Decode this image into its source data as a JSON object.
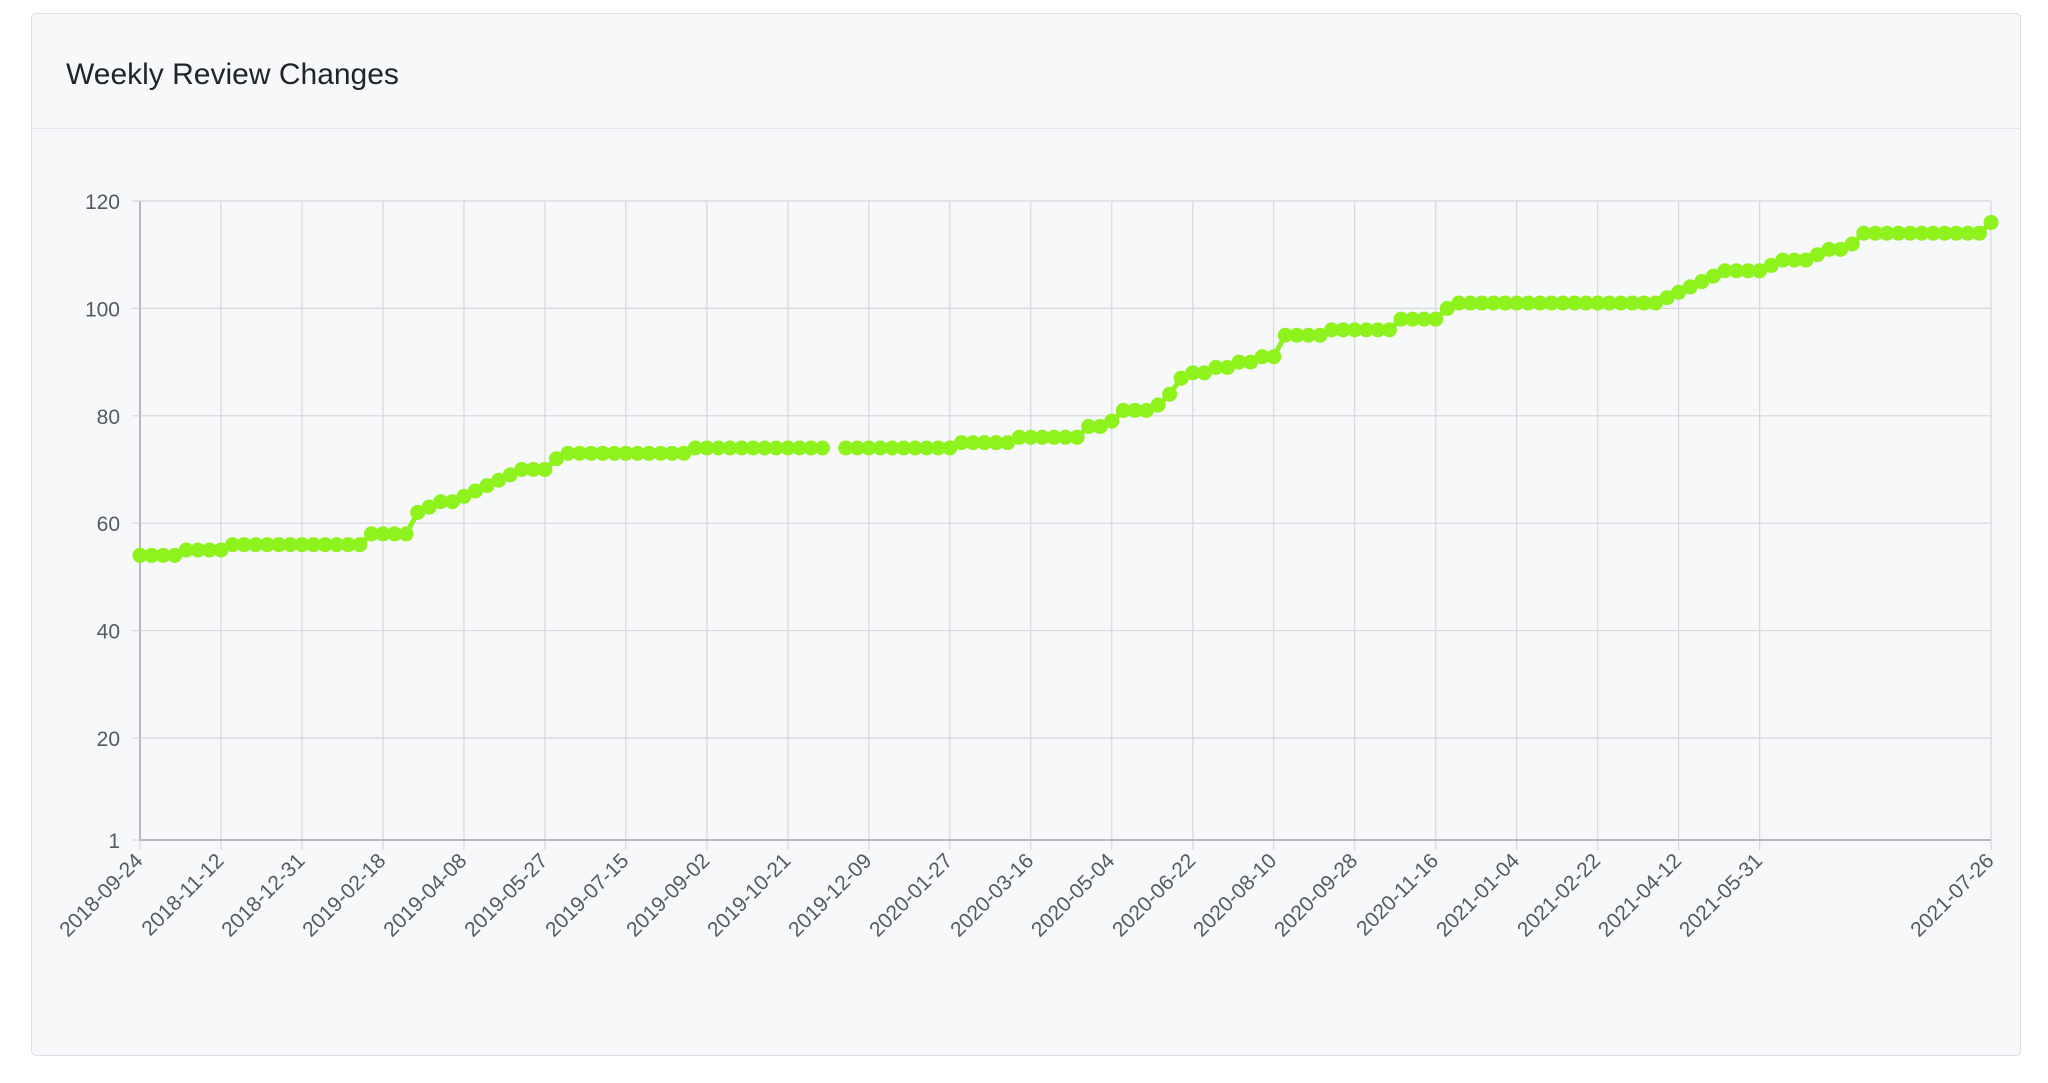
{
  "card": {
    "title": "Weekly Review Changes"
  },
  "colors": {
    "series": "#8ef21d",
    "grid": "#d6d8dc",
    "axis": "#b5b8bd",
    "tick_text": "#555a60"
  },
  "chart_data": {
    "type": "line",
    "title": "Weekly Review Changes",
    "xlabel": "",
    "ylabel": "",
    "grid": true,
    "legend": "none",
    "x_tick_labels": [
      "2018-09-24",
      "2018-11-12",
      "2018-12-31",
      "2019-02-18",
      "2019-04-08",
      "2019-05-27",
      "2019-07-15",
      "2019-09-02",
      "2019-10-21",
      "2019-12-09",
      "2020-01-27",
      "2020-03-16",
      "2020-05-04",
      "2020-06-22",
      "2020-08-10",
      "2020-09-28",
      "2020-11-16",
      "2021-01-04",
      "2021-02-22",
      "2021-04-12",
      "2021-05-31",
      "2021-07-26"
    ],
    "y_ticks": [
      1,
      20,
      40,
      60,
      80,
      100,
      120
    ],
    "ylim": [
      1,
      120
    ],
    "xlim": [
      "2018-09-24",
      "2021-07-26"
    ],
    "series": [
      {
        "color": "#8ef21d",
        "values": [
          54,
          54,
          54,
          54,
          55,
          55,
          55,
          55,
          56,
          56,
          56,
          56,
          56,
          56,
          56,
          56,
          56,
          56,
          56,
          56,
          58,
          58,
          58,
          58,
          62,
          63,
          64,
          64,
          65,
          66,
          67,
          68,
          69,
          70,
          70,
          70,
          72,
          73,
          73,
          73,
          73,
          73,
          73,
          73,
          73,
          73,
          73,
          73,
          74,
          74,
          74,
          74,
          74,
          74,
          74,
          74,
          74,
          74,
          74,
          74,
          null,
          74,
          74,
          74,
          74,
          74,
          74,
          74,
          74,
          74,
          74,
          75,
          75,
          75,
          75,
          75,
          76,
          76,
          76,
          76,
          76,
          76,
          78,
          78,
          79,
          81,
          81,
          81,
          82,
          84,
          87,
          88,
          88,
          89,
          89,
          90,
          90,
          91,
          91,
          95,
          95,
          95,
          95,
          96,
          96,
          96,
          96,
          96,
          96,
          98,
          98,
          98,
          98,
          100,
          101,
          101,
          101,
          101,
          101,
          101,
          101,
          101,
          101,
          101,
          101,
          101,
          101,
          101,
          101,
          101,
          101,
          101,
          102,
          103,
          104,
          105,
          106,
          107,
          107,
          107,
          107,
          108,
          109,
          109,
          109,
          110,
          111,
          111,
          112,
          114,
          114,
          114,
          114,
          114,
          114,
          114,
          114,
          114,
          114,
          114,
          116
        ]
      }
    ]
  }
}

▬▬▬

Transcribe the full listing above exactly as it stands, minus the pictures.

Decode this image into its source data as a JSON object.
{
  "card": {
    "title": "Weekly Review Changes"
  },
  "colors": {
    "series": "#8ef21d",
    "grid": "#d6d8dc",
    "axis": "#b5b8bd",
    "tick_text": "#555a60"
  },
  "chart_data": {
    "type": "line",
    "title": "Weekly Review Changes",
    "xlabel": "",
    "ylabel": "",
    "grid": true,
    "legend": "none",
    "x_tick_labels": [
      "2018-09-24",
      "2018-11-12",
      "2018-12-31",
      "2019-02-18",
      "2019-04-08",
      "2019-05-27",
      "2019-07-15",
      "2019-09-02",
      "2019-10-21",
      "2019-12-09",
      "2020-01-27",
      "2020-03-16",
      "2020-05-04",
      "2020-06-22",
      "2020-08-10",
      "2020-09-28",
      "2020-11-16",
      "2021-01-04",
      "2021-02-22",
      "2021-04-12",
      "2021-05-31",
      "2021-07-26"
    ],
    "y_ticks": [
      1,
      20,
      40,
      60,
      80,
      100,
      120
    ],
    "ylim": [
      1,
      120
    ],
    "xlim": [
      "2018-09-24",
      "2021-07-26"
    ],
    "series": [
      {
        "color": "#8ef21d",
        "values": [
          54,
          54,
          54,
          54,
          55,
          55,
          55,
          55,
          56,
          56,
          56,
          56,
          56,
          56,
          56,
          56,
          56,
          56,
          56,
          56,
          58,
          58,
          58,
          58,
          62,
          63,
          64,
          64,
          65,
          66,
          67,
          68,
          69,
          70,
          70,
          70,
          72,
          73,
          73,
          73,
          73,
          73,
          73,
          73,
          73,
          73,
          73,
          73,
          74,
          74,
          74,
          74,
          74,
          74,
          74,
          74,
          74,
          74,
          74,
          74,
          null,
          74,
          74,
          74,
          74,
          74,
          74,
          74,
          74,
          74,
          74,
          75,
          75,
          75,
          75,
          75,
          76,
          76,
          76,
          76,
          76,
          76,
          78,
          78,
          79,
          81,
          81,
          81,
          82,
          84,
          87,
          88,
          88,
          89,
          89,
          90,
          90,
          91,
          91,
          95,
          95,
          95,
          95,
          96,
          96,
          96,
          96,
          96,
          96,
          98,
          98,
          98,
          98,
          100,
          101,
          101,
          101,
          101,
          101,
          101,
          101,
          101,
          101,
          101,
          101,
          101,
          101,
          101,
          101,
          101,
          101,
          101,
          102,
          103,
          104,
          105,
          106,
          107,
          107,
          107,
          107,
          108,
          109,
          109,
          109,
          110,
          111,
          111,
          112,
          114,
          114,
          114,
          114,
          114,
          114,
          114,
          114,
          114,
          114,
          114,
          116
        ]
      }
    ]
  }
}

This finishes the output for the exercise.